**Task to carry out:**
Would you transcribe all of the data exactly, down to the last character?

**Provided data:**
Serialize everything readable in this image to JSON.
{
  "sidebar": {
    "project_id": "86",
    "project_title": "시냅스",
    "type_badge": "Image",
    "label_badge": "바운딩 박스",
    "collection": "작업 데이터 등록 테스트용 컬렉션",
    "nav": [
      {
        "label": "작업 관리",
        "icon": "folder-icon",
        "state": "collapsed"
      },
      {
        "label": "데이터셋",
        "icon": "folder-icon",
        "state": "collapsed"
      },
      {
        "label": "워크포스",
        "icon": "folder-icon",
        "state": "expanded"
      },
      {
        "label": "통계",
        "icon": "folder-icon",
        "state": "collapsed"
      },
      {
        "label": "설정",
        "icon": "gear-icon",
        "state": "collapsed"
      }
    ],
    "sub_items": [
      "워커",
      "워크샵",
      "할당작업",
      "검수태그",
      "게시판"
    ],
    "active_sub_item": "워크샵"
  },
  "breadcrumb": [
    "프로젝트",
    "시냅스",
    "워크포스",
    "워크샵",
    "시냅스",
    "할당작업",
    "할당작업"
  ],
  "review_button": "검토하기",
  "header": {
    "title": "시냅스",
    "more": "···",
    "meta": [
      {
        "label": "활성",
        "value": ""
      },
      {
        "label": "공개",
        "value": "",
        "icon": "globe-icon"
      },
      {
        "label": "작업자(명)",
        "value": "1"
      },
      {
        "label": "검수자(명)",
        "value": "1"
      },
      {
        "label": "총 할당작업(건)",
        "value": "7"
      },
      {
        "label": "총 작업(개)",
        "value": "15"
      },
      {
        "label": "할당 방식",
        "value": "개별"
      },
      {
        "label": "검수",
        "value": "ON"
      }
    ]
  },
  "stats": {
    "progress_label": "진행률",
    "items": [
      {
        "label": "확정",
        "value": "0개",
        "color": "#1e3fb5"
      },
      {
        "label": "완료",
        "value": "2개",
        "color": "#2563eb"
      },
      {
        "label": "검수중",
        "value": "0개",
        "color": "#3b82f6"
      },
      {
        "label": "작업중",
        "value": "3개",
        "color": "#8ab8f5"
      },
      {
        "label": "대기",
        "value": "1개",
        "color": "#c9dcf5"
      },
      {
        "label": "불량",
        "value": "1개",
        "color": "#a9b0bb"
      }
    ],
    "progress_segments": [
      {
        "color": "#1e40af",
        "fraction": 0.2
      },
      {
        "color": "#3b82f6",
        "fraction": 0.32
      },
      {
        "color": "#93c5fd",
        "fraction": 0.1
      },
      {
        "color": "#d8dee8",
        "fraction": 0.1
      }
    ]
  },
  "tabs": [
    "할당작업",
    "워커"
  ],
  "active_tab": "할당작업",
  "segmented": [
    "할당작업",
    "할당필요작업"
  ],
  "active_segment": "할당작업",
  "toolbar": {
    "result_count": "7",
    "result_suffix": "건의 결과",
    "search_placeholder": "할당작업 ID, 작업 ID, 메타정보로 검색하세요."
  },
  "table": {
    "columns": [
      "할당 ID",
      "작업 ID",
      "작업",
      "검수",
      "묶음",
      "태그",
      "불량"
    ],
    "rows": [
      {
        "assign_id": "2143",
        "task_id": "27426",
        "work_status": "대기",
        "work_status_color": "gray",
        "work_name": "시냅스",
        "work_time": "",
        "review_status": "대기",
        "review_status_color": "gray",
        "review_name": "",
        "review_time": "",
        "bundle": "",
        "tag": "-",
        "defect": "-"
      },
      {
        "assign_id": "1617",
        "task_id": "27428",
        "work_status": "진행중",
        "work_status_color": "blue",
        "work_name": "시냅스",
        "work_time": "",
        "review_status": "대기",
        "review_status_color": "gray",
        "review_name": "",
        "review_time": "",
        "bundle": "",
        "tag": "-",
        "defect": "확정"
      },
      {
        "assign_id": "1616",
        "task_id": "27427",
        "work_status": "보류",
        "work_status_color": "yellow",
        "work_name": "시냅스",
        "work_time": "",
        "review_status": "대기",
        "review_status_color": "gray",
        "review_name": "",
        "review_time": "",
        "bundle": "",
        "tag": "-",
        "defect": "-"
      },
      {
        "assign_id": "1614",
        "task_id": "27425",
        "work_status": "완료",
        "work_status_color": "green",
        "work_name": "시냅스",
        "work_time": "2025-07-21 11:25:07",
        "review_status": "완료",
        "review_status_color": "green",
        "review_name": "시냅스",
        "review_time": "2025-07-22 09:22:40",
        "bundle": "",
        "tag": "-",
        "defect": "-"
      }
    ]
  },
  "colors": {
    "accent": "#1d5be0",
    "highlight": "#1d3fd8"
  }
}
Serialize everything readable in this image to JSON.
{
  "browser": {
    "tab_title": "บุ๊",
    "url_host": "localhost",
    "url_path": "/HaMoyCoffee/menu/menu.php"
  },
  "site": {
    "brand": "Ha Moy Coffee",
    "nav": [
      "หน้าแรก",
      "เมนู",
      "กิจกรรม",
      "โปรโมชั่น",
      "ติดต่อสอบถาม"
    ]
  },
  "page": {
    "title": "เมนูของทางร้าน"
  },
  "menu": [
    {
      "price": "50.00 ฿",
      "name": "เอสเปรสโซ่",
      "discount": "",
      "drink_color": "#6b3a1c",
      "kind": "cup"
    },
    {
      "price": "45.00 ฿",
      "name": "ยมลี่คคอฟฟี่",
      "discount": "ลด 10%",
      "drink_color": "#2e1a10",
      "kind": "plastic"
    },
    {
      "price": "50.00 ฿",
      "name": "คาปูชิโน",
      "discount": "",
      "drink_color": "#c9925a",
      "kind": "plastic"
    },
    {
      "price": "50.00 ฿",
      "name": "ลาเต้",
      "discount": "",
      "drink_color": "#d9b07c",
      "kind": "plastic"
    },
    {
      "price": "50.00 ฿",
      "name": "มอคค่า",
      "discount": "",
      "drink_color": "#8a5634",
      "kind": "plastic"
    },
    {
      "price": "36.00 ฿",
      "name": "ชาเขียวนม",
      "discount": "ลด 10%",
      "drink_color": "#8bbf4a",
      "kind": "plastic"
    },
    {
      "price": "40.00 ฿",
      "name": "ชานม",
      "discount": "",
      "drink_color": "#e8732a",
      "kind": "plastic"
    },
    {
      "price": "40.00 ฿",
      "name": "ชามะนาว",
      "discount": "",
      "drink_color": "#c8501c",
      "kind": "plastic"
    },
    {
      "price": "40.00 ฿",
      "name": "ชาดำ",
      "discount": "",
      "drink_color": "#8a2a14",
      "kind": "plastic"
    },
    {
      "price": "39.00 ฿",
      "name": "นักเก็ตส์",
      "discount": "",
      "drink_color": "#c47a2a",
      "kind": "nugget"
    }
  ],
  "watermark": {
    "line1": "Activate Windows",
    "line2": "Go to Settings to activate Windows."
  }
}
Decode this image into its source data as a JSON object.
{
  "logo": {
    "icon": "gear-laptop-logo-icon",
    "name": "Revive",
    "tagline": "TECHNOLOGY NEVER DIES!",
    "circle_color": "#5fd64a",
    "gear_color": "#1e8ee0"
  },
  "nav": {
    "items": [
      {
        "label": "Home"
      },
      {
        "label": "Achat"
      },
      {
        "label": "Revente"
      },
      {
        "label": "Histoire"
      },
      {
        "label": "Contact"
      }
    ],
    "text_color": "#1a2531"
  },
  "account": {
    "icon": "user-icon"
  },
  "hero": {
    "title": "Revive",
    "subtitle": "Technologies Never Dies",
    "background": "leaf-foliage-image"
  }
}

**Reply to the task:**
Serialize everything readable in this image to JSON.
{
  "sidebar": {
    "project_id": "86",
    "project_title": "시냅스",
    "type_badge": "Image",
    "label_badge": "바운딩 박스",
    "collection": "작업 데이터 등록 테스트용 컬렉션",
    "nav": [
      {
        "label": "작업 관리",
        "icon": "folder-icon",
        "state": "collapsed"
      },
      {
        "label": "데이터셋",
        "icon": "folder-icon",
        "state": "collapsed"
      },
      {
        "label": "워크포스",
        "icon": "folder-icon",
        "state": "expanded"
      },
      {
        "label": "통계",
        "icon": "folder-icon",
        "state": "collapsed"
      },
      {
        "label": "설정",
        "icon": "gear-icon",
        "state": "collapsed"
      }
    ],
    "sub_items": [
      "워커",
      "워크샵",
      "할당작업",
      "검수태그",
      "게시판"
    ],
    "active_sub_item": "워크샵"
  },
  "breadcrumb": [
    "프로젝트",
    "시냅스",
    "워크포스",
    "워크샵",
    "시냅스",
    "할당작업",
    "할당작업"
  ],
  "review_button": "검토하기",
  "header": {
    "title": "시냅스",
    "more": "···",
    "meta": [
      {
        "label": "활성",
        "value": ""
      },
      {
        "label": "공개",
        "value": "",
        "icon": "globe-icon"
      },
      {
        "label": "작업자(명)",
        "value": "1"
      },
      {
        "label": "검수자(명)",
        "value": "1"
      },
      {
        "label": "총 할당작업(건)",
        "value": "7"
      },
      {
        "label": "총 작업(개)",
        "value": "15"
      },
      {
        "label": "할당 방식",
        "value": "개별"
      },
      {
        "label": "검수",
        "value": "ON"
      }
    ]
  },
  "stats": {
    "progress_label": "진행률",
    "items": [
      {
        "label": "확정",
        "value": "0개",
        "color": "#1e3fb5"
      },
      {
        "label": "완료",
        "value": "2개",
        "color": "#2563eb"
      },
      {
        "label": "검수중",
        "value": "0개",
        "color": "#3b82f6"
      },
      {
        "label": "작업중",
        "value": "3개",
        "color": "#8ab8f5"
      },
      {
        "label": "대기",
        "value": "1개",
        "color": "#c9dcf5"
      },
      {
        "label": "불량",
        "value": "1개",
        "color": "#a9b0bb"
      }
    ],
    "progress_segments": [
      {
        "color": "#1e40af",
        "fraction": 0.2
      },
      {
        "color": "#3b82f6",
        "fraction": 0.32
      },
      {
        "color": "#93c5fd",
        "fraction": 0.1
      },
      {
        "color": "#d8dee8",
        "fraction": 0.1
      }
    ]
  },
  "tabs": [
    "할당작업",
    "워커"
  ],
  "active_tab": "할당작업",
  "segmented": [
    "할당작업",
    "할당필요작업"
  ],
  "active_segment": "할당작업",
  "toolbar": {
    "result_count": "7",
    "result_suffix": "건의 결과",
    "search_placeholder": "할당작업 ID, 작업 ID, 메타정보로 검색하세요."
  },
  "table": {
    "columns": [
      "할당 ID",
      "작업 ID",
      "작업",
      "검수",
      "묶음",
      "태그",
      "불량"
    ],
    "rows": [
      {
        "assign_id": "2143",
        "task_id": "27426",
        "work_status": "대기",
        "work_status_color": "gray",
        "work_name": "시냅스",
        "work_time": "",
        "review_status": "대기",
        "review_status_color": "gray",
        "review_name": "",
        "review_time": "",
        "bundle": "",
        "tag": "-",
        "defect": "-"
      },
      {
        "assign_id": "1617",
        "task_id": "27428",
        "work_status": "진행중",
        "work_status_color": "blue",
        "work_name": "시냅스",
        "work_time": "",
        "review_status": "대기",
        "review_status_color": "gray",
        "review_name": "",
        "review_time": "",
        "bundle": "",
        "tag": "-",
        "defect": "확정"
      },
      {
        "assign_id": "1616",
        "task_id": "27427",
        "work_status": "보류",
        "work_status_color": "yellow",
        "work_name": "시냅스",
        "work_time": "",
        "review_status": "대기",
        "review_status_color": "gray",
        "review_name": "",
        "review_time": "",
        "bundle": "",
        "tag": "-",
        "defect": "-"
      },
      {
        "assign_id": "1614",
        "task_id": "27425",
        "work_status": "완료",
        "work_status_color": "green",
        "work_name": "시냅스",
        "work_time": "2025-07-21 11:25:07",
        "review_status": "완료",
        "review_status_color": "green",
        "review_name": "시냅스",
        "review_time": "2025-07-22 09:22:40",
        "bundle": "",
        "tag": "-",
        "defect": "-"
      }
    ]
  },
  "colors": {
    "accent": "#1d5be0",
    "highlight": "#1d3fd8"
  }
}
Serialize everything readable in this image to JSON.
{
  "browser": {
    "tab_title": "บุ๊",
    "url_host": "localhost",
    "url_path": "/HaMoyCoffee/menu/menu.php"
  },
  "site": {
    "brand": "Ha Moy Coffee",
    "nav": [
      "หน้าแรก",
      "เมนู",
      "กิจกรรม",
      "โปรโมชั่น",
      "ติดต่อสอบถาม"
    ]
  },
  "page": {
    "title": "เมนูของทางร้าน"
  },
  "menu": [
    {
      "price": "50.00 ฿",
      "name": "เอสเปรสโซ่",
      "discount": "",
      "drink_color": "#6b3a1c",
      "kind": "cup"
    },
    {
      "price": "45.00 ฿",
      "name": "ยมลี่คคอฟฟี่",
      "discount": "ลด 10%",
      "drink_color": "#2e1a10",
      "kind": "plastic"
    },
    {
      "price": "50.00 ฿",
      "name": "คาปูชิโน",
      "discount": "",
      "drink_color": "#c9925a",
      "kind": "plastic"
    },
    {
      "price": "50.00 ฿",
      "name": "ลาเต้",
      "discount": "",
      "drink_color": "#d9b07c",
      "kind": "plastic"
    },
    {
      "price": "50.00 ฿",
      "name": "มอคค่า",
      "discount": "",
      "drink_color": "#8a5634",
      "kind": "plastic"
    },
    {
      "price": "36.00 ฿",
      "name": "ชาเขียวนม",
      "discount": "ลด 10%",
      "drink_color": "#8bbf4a",
      "kind": "plastic"
    },
    {
      "price": "40.00 ฿",
      "name": "ชานม",
      "discount": "",
      "drink_color": "#e8732a",
      "kind": "plastic"
    },
    {
      "price": "40.00 ฿",
      "name": "ชามะนาว",
      "discount": "",
      "drink_color": "#c8501c",
      "kind": "plastic"
    },
    {
      "price": "40.00 ฿",
      "name": "ชาดำ",
      "discount": "",
      "drink_color": "#8a2a14",
      "kind": "plastic"
    },
    {
      "price": "39.00 ฿",
      "name": "นักเก็ตส์",
      "discount": "",
      "drink_color": "#c47a2a",
      "kind": "nugget"
    }
  ],
  "watermark": {
    "line1": "Activate Windows",
    "line2": "Go to Settings to activate Windows."
  }
}
Decode this image into its source data as a JSON object.
{
  "logo": {
    "icon": "gear-laptop-logo-icon",
    "name": "Revive",
    "tagline": "TECHNOLOGY NEVER DIES!",
    "circle_color": "#5fd64a",
    "gear_color": "#1e8ee0"
  },
  "nav": {
    "items": [
      {
        "label": "Home"
      },
      {
        "label": "Achat"
      },
      {
        "label": "Revente"
      },
      {
        "label": "Histoire"
      },
      {
        "label": "Contact"
      }
    ],
    "text_color": "#1a2531"
  },
  "account": {
    "icon": "user-icon"
  },
  "hero": {
    "title": "Revive",
    "subtitle": "Technologies Never Dies",
    "background": "leaf-foliage-image"
  }
}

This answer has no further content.